-- Begin --
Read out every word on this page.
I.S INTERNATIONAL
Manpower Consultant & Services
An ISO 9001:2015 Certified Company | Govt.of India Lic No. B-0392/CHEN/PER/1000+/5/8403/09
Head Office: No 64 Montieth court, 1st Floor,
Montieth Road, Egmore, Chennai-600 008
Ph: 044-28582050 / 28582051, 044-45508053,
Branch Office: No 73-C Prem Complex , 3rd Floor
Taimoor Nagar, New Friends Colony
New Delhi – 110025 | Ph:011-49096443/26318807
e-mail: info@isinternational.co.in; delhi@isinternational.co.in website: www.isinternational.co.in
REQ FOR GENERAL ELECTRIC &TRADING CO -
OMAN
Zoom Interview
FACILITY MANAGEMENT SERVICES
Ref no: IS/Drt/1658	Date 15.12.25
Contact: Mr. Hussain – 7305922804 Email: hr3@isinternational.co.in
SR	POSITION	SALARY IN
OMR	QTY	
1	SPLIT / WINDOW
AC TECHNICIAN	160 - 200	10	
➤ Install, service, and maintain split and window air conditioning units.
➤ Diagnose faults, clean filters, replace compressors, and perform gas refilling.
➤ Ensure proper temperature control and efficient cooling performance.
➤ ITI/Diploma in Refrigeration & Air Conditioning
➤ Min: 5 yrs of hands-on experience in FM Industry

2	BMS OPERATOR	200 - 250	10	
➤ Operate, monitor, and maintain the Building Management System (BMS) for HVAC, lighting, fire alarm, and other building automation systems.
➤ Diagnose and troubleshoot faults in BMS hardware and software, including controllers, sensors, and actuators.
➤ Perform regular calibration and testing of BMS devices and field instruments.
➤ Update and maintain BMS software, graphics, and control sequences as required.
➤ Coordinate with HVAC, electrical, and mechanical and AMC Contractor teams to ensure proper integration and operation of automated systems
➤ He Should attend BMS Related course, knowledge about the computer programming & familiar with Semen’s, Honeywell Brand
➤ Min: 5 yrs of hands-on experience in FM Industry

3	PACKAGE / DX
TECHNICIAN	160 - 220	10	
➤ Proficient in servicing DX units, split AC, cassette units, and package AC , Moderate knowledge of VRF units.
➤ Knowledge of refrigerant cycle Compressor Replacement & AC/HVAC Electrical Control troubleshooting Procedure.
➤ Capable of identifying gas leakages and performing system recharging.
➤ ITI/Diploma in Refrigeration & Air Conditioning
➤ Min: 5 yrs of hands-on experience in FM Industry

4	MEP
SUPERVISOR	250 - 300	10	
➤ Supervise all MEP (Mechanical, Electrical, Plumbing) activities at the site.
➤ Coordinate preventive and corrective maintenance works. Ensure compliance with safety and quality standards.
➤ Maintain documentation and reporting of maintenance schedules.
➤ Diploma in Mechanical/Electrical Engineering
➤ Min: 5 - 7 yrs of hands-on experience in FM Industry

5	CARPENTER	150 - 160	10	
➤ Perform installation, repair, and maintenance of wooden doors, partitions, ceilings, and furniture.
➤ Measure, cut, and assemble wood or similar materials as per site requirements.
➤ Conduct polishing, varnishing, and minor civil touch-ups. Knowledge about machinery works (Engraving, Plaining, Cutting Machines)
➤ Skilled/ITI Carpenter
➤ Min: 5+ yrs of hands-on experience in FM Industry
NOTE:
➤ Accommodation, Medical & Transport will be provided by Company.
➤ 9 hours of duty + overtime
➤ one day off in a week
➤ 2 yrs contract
-- End --
§ DO THIS:
In the listing, find all lines with the string "Coordinate" and copy them.

§ PROBLEM SOLUTION:
➤ Coordinate with HVAC, electrical, and mechanical and AMC Contractor teams to ensure proper integration and operation of automated systems
➤ Coordinate preventive and corrective maintenance works. Ensure compliance with safety and quality standards.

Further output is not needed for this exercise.